▶ **Data extract**
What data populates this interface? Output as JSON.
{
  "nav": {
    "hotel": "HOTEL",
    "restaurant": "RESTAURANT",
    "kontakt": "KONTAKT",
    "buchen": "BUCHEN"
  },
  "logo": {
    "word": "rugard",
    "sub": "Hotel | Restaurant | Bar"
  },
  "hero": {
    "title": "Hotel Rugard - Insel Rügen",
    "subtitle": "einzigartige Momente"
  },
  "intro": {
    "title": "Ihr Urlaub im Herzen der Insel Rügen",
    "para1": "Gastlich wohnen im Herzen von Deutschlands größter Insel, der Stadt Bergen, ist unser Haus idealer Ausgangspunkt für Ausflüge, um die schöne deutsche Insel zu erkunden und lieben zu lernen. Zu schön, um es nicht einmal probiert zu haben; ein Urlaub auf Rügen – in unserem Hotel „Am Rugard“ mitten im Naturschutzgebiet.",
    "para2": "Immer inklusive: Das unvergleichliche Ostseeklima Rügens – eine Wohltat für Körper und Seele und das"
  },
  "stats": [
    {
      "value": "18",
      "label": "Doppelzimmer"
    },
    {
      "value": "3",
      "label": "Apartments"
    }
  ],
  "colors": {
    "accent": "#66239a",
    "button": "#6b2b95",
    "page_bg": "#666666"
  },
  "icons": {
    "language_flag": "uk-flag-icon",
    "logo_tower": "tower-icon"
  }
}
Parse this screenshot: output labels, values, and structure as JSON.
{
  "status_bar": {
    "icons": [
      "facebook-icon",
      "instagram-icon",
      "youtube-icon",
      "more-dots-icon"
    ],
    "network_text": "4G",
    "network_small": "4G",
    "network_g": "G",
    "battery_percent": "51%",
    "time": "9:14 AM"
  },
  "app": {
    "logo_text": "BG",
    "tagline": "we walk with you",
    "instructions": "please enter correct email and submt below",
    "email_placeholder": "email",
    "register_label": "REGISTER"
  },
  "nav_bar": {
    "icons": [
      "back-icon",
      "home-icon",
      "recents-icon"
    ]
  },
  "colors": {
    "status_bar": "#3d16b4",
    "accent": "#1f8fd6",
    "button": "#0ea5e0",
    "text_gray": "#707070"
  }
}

▶ **Written problem**
Identify the lines above with the word "JSON". Copy them.

▶ **Output of the task**
What data populates this interface? Output as JSON.
Parse this screenshot: output labels, values, and structure as JSON.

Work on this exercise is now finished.